> **WHAT IS REQUIRED**
Give, as a bare number, the count of lines that contain the word "text".

━━━━━ MATERIAL FOR THE TASK

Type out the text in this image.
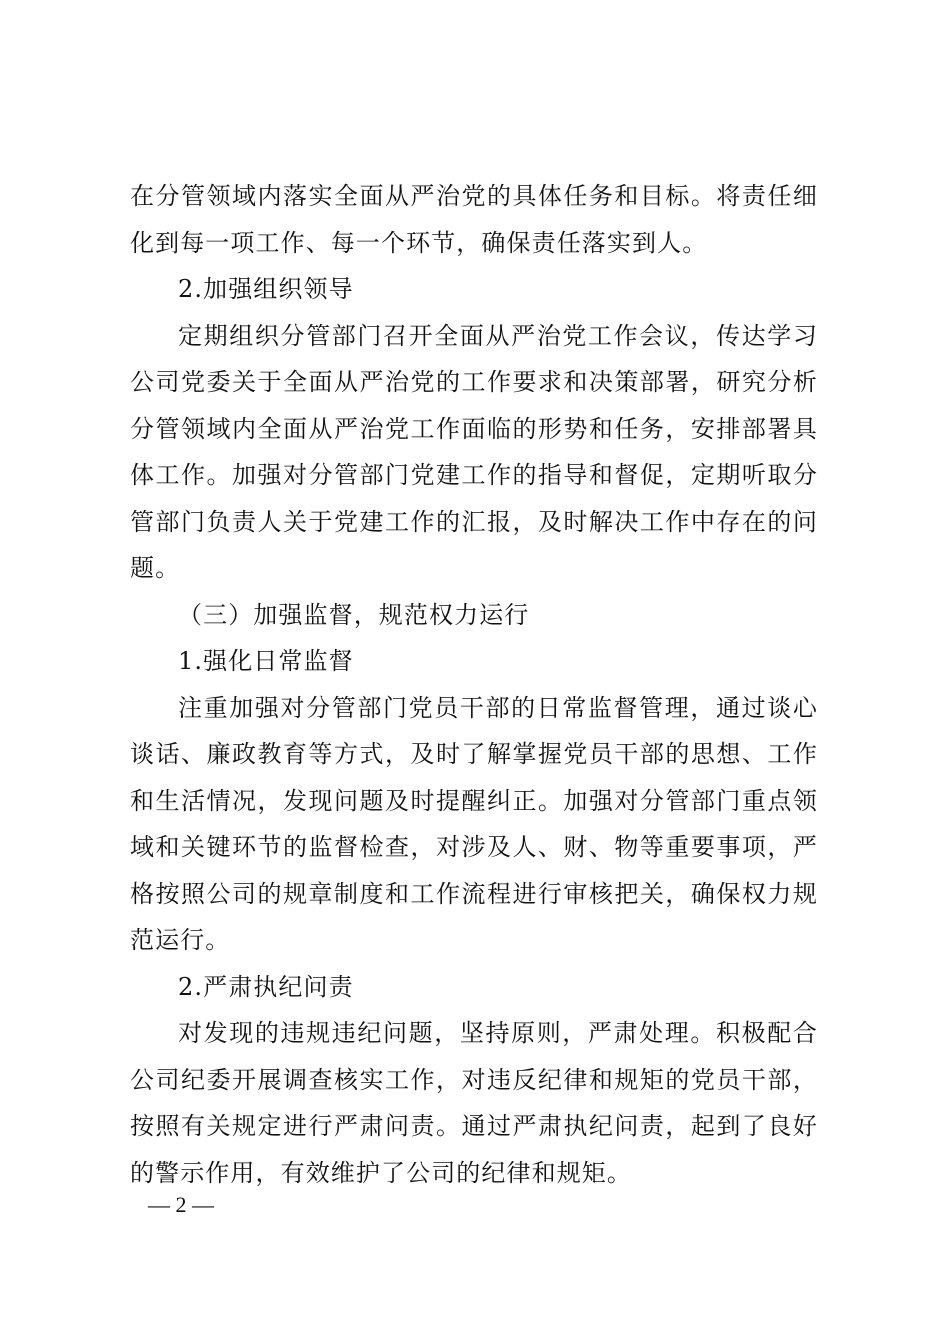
在分管领域内落实全面从严治党的具体任务和目标。将责任细化到每一项工作、每一个环节，确保责任落实到人。

2.加强组织领导

定期组织分管部门召开全面从严治党工作会议，传达学习公司党委关于全面从严治党的工作要求和决策部署，研究分析分管领域内全面从严治党工作面临的形势和任务，安排部署具体工作。加强对分管部门党建工作的指导和督促，定期听取分管部门负责人关于党建工作的汇报，及时解决工作中存在的问题。

（三）加强监督，规范权力运行

1.强化日常监督

注重加强对分管部门党员干部的日常监督管理，通过谈心谈话、廉政教育等方式，及时了解掌握党员干部的思想、工作和生活情况，发现问题及时提醒纠正。加强对分管部门重点领域和关键环节的监督检查，对涉及人、财、物等重要事项，严格按照公司的规章制度和工作流程进行审核把关，确保权力规范运行。

2.严肃执纪问责

对发现的违规违纪问题，坚持原则，严肃处理。积极配合公司纪委开展调查核实工作，对违反纪律和规矩的党员干部，按照有关规定进行严肃问责。通过严肃执纪问责，起到了良好的警示作用，有效维护了公司的纪律和规矩。

— 2 —
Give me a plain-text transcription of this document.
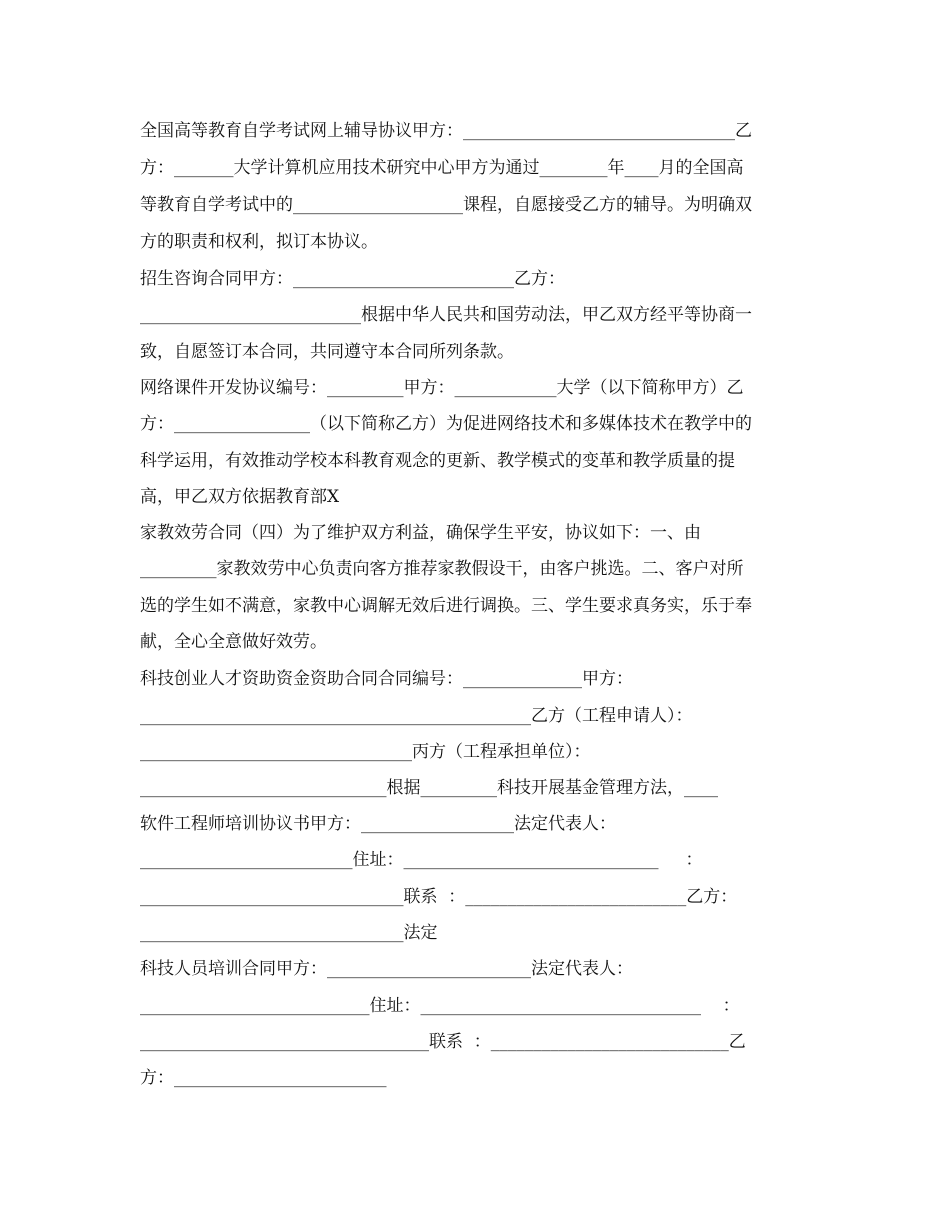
全国高等教育自学考试网上辅导协议甲方：________________________________乙
方：_______大学计算机应用技术研究中心甲方为通过________年____月的全国高
等教育自学考试中的____________________课程，自愿接受乙方的辅导。为明确双
方的职责和权利，拟订本协议。
招生咨询合同甲方：__________________________乙方：
__________________________根据中华人民共和国劳动法，甲乙双方经平等协商一
致，自愿签订本合同，共同遵守本合同所列条款。
网络课件开发协议编号：_________甲方：____________大学（以下简称甲方）乙
方：________________（以下简称乙方）为促进网络技术和多媒体技术在教学中的
科学运用，有效推动学校本科教育观念的更新、教学模式的变革和教学质量的提
高，甲乙双方依据教育部X
家教效劳合同（四）为了维护双方利益，确保学生平安，协议如下：一、由
_________家教效劳中心负责向客方推荐家教假设干，由客户挑选。二、客户对所
选的学生如不满意，家教中心调解无效后进行调换。三、学生要求真务实，乐于奉
献，全心全意做好效劳。
科技创业人才资助资金资助合同合同编号：______________甲方：
______________________________________________乙方（工程申请人）：
________________________________丙方（工程承担单位）：
_____________________________根据_________科技开展基金管理方法，____
软件工程师培训协议书甲方：__________________法定代表人：
_________________________住址：______________________________     ：
_______________________________联系  ：__________________________乙方：
_______________________________法定
科技人员培训合同甲方：________________________法定代表人：
___________________________住址：_________________________________    ：
__________________________________联系  ：____________________________乙
方：_________________________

━━━━━━━━━━

> **EXERCISE RESPONSE**
2